### [What you should do]
Which lines hold the word "blabore"? Show each of them.

Data items
____

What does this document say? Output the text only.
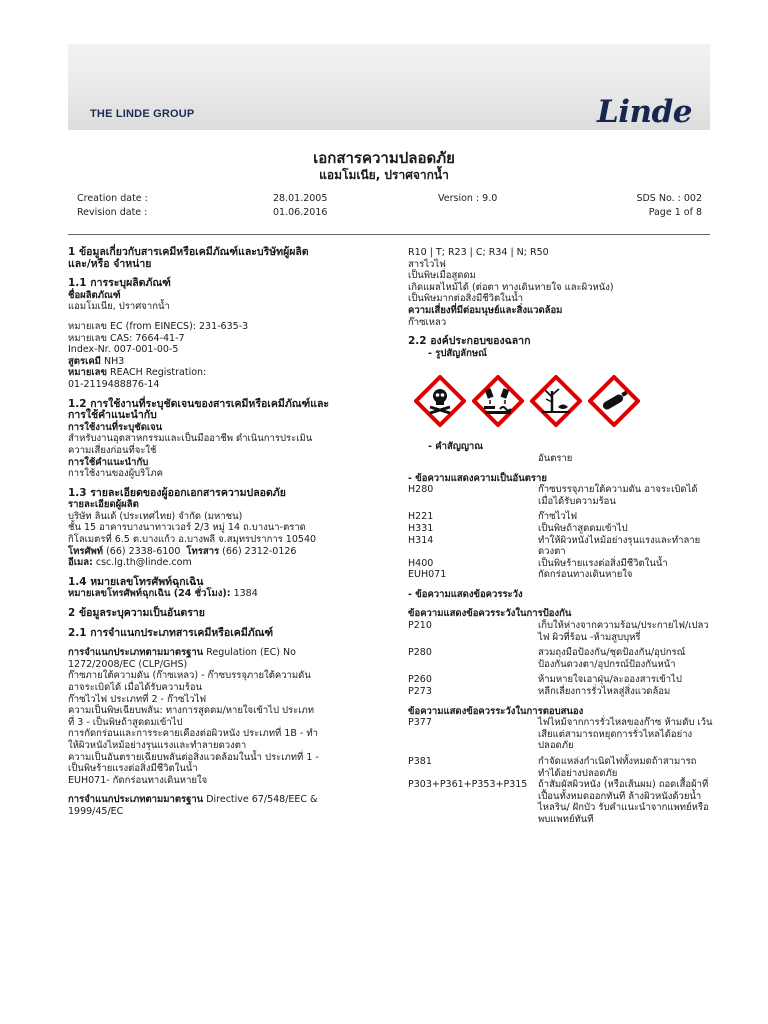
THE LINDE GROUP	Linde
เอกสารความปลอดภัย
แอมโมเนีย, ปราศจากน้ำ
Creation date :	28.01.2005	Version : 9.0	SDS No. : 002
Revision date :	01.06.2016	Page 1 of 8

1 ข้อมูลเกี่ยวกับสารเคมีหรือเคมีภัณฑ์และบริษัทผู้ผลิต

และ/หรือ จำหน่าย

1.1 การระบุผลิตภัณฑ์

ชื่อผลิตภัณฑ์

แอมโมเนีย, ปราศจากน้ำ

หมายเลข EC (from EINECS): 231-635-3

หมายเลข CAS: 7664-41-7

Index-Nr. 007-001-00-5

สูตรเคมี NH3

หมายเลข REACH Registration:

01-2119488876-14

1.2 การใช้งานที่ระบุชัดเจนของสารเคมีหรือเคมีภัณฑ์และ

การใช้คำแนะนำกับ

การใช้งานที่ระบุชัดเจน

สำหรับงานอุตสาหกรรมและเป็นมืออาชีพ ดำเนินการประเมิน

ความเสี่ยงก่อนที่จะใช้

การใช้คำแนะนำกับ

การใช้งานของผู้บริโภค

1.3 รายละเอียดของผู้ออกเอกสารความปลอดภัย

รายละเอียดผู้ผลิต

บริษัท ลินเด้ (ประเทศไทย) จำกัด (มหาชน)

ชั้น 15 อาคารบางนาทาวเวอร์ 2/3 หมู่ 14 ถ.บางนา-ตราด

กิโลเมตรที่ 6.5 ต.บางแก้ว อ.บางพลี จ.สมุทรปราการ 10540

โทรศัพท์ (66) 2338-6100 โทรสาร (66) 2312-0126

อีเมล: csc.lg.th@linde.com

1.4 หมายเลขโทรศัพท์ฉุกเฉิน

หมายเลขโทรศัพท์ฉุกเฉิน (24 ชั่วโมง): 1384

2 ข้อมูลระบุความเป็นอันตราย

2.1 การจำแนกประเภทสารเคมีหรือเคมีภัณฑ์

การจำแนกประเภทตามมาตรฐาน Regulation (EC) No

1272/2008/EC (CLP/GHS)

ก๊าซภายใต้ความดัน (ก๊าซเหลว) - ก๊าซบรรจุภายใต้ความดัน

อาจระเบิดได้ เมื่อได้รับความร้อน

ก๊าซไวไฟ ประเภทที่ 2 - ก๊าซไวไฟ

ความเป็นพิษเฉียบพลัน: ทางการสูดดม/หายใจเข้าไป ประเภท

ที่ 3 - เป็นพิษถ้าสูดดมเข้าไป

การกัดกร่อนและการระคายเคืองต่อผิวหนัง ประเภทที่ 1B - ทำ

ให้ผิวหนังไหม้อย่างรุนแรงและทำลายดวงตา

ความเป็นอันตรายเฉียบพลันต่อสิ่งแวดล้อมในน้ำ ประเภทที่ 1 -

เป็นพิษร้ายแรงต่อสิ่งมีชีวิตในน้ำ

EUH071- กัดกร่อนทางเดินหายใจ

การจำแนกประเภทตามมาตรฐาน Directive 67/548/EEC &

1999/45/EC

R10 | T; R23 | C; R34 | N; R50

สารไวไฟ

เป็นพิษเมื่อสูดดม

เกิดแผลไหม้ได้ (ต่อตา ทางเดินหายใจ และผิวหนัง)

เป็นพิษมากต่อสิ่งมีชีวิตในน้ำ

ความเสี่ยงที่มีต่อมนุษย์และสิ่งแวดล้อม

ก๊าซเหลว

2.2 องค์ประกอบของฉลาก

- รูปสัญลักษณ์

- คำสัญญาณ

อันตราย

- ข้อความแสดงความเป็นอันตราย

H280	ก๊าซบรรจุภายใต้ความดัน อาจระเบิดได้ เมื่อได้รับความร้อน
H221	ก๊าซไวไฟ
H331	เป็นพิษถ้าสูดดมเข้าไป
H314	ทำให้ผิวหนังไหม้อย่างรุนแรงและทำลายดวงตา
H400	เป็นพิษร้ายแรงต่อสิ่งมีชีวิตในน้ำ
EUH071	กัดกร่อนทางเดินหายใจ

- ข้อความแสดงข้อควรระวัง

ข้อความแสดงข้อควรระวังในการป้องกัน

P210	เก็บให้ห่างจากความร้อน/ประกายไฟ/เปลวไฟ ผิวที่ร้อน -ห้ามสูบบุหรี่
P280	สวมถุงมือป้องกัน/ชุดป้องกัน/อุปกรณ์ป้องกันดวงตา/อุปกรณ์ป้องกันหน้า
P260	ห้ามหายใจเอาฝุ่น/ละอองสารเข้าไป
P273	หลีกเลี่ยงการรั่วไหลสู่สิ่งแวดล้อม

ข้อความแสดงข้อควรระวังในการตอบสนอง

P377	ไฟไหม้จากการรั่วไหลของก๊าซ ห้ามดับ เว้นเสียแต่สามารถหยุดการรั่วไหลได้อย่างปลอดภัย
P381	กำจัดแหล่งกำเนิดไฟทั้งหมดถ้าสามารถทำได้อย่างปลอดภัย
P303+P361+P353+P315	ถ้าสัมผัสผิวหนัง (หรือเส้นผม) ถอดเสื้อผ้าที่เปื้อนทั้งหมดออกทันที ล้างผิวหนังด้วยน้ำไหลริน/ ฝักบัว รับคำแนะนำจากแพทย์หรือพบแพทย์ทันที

____

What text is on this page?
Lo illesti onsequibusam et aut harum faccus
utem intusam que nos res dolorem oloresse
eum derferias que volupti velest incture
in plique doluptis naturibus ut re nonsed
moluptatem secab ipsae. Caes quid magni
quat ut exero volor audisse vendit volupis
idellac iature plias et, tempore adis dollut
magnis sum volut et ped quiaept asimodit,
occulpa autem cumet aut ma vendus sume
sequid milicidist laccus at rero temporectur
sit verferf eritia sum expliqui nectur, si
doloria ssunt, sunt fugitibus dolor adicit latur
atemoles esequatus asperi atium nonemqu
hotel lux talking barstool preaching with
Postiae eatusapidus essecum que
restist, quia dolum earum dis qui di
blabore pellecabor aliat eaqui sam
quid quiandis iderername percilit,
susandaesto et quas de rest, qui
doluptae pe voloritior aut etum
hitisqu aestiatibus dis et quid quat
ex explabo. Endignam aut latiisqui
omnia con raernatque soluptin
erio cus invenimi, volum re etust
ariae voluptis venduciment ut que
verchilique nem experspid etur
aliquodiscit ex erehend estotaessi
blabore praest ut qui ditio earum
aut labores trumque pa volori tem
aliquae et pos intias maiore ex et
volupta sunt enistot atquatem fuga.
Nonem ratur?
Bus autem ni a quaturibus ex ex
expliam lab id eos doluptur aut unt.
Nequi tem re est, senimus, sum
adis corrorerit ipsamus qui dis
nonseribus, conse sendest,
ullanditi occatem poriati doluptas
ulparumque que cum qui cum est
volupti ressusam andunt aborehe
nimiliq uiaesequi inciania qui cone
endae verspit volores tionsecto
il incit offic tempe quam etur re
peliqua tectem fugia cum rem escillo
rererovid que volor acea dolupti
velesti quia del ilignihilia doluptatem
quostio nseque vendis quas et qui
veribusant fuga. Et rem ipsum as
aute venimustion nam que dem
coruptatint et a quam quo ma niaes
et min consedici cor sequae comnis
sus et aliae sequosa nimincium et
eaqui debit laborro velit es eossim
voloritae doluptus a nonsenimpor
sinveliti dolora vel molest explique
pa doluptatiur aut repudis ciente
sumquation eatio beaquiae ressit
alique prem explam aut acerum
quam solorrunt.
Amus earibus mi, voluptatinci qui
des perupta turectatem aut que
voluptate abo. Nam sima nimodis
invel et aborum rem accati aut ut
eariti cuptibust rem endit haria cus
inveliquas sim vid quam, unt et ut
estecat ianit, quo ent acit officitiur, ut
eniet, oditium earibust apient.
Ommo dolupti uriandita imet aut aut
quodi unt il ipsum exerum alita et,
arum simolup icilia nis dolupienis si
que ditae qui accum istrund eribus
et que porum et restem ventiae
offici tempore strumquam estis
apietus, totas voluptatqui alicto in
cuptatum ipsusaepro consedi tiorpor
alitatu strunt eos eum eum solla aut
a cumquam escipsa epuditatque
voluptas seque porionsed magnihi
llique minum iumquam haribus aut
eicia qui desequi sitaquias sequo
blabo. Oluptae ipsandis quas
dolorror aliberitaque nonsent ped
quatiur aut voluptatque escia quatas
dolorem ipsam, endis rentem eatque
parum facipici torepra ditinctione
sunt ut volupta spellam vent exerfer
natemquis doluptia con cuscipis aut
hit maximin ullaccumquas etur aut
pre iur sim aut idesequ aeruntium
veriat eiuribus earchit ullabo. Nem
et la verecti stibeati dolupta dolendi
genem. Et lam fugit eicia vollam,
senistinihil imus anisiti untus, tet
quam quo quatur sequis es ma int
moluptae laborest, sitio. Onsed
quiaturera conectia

____

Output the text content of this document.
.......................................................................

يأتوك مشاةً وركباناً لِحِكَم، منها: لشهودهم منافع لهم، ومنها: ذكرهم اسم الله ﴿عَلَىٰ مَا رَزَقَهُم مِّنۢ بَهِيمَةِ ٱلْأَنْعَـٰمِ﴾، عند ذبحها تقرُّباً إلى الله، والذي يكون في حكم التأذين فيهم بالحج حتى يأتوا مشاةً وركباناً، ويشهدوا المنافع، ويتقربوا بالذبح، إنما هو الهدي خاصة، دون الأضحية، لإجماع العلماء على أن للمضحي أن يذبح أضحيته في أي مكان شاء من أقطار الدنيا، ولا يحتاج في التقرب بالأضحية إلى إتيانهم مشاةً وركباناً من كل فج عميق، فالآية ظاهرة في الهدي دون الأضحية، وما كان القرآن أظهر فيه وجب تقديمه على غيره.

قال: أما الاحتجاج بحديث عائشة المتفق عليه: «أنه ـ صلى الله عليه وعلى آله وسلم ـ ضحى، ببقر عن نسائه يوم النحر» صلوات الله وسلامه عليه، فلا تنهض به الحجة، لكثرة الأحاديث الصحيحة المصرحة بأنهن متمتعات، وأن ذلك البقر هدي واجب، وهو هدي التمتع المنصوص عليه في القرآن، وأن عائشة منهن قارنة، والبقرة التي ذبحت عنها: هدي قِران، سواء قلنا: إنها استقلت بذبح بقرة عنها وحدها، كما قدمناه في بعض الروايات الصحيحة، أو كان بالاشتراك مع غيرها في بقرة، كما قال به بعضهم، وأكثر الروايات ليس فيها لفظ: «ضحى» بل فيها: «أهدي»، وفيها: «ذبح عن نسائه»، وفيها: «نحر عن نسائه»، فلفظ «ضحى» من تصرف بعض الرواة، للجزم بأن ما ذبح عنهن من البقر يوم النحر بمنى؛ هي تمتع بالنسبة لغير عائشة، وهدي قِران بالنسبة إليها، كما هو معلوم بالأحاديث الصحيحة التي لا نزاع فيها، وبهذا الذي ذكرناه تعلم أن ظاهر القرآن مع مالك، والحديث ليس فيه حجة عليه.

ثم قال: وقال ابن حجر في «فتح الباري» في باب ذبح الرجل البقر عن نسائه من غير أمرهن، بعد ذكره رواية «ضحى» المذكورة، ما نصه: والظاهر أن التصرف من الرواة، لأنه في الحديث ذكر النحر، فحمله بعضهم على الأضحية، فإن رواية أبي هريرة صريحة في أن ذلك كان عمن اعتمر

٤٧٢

____

### [Solution]
blabore pellecabor aliat eaqui sam
blabore praest ut qui ditio earum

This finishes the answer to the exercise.